==== Record extracts
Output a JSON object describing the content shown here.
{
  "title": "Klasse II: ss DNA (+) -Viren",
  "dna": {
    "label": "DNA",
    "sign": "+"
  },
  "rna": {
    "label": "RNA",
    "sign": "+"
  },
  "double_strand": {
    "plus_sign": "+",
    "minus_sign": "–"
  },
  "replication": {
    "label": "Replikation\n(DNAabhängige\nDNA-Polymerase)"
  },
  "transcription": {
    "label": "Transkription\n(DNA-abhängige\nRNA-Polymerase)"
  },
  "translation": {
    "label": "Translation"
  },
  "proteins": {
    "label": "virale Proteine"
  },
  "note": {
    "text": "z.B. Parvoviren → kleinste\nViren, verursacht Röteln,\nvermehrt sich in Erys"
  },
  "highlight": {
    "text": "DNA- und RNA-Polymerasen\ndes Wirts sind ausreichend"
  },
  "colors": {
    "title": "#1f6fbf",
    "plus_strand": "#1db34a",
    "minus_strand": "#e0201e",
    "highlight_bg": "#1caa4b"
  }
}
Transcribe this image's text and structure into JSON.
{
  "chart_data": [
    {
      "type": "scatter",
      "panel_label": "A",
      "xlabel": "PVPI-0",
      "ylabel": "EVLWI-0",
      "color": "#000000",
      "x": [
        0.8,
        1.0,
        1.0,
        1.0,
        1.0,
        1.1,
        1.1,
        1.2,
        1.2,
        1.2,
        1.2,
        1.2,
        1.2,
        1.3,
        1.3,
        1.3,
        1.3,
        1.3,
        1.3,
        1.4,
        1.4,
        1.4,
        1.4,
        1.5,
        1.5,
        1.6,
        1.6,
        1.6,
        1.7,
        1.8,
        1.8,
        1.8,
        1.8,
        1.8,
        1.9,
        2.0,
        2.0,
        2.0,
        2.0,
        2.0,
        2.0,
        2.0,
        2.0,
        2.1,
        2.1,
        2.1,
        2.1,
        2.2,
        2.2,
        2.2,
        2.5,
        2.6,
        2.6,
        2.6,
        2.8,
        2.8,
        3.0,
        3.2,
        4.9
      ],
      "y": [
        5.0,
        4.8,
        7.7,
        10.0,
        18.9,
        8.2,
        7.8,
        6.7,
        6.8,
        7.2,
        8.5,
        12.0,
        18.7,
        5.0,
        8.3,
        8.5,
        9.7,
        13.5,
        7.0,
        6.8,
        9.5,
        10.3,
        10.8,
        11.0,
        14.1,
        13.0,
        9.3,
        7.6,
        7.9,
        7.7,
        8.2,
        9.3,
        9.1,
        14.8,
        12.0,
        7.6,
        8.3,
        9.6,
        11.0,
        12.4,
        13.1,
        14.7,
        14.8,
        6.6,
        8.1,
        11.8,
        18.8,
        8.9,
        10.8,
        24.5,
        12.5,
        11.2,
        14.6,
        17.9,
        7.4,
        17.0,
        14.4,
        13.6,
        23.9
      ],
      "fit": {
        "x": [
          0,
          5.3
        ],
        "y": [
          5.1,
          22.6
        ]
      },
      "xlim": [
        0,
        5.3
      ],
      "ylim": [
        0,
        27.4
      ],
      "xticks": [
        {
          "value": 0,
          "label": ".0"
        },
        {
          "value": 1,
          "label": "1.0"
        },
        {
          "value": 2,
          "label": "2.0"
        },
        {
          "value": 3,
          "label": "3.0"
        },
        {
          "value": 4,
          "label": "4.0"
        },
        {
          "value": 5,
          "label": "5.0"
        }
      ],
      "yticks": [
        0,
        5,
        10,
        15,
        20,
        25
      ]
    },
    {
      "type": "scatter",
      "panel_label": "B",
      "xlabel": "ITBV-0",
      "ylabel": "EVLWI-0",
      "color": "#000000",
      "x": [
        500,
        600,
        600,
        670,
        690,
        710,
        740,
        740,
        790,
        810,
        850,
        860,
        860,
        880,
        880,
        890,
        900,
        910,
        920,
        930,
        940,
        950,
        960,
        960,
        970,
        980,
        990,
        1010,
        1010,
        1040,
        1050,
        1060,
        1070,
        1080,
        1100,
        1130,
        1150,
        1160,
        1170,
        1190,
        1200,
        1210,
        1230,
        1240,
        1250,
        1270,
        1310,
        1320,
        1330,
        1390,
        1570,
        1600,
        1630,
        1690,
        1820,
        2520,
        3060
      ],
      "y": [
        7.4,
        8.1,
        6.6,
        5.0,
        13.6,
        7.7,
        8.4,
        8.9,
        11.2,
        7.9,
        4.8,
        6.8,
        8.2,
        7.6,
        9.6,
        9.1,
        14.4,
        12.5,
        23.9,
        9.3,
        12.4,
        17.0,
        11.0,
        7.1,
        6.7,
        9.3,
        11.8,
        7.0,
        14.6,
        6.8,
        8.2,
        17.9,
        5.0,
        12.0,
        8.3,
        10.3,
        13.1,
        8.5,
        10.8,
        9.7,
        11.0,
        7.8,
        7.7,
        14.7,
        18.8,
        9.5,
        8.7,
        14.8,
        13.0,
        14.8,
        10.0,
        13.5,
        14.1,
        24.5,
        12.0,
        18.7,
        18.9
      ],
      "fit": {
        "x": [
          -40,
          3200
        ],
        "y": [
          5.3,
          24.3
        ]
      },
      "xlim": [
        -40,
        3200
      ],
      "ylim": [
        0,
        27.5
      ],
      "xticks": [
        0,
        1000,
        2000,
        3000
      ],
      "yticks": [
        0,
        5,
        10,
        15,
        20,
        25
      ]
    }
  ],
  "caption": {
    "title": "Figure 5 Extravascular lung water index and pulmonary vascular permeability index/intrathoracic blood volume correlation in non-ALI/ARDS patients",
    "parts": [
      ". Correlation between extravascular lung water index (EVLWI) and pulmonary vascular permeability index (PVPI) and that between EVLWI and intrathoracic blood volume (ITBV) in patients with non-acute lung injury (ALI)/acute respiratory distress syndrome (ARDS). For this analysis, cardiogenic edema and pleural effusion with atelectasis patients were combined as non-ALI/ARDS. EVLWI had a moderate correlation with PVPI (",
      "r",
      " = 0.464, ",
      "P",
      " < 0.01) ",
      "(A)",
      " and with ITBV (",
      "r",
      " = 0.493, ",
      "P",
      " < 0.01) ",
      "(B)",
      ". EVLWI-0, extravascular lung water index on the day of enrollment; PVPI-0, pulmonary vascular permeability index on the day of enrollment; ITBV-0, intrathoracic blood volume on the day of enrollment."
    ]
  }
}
========
Collect every line with the string "value" from the records, and copy each.

Answer to the exercise:
          "value": 0,
          "value": 1,
          "value": 2,
          "value": 3,
          "value": 4,
          "value": 5,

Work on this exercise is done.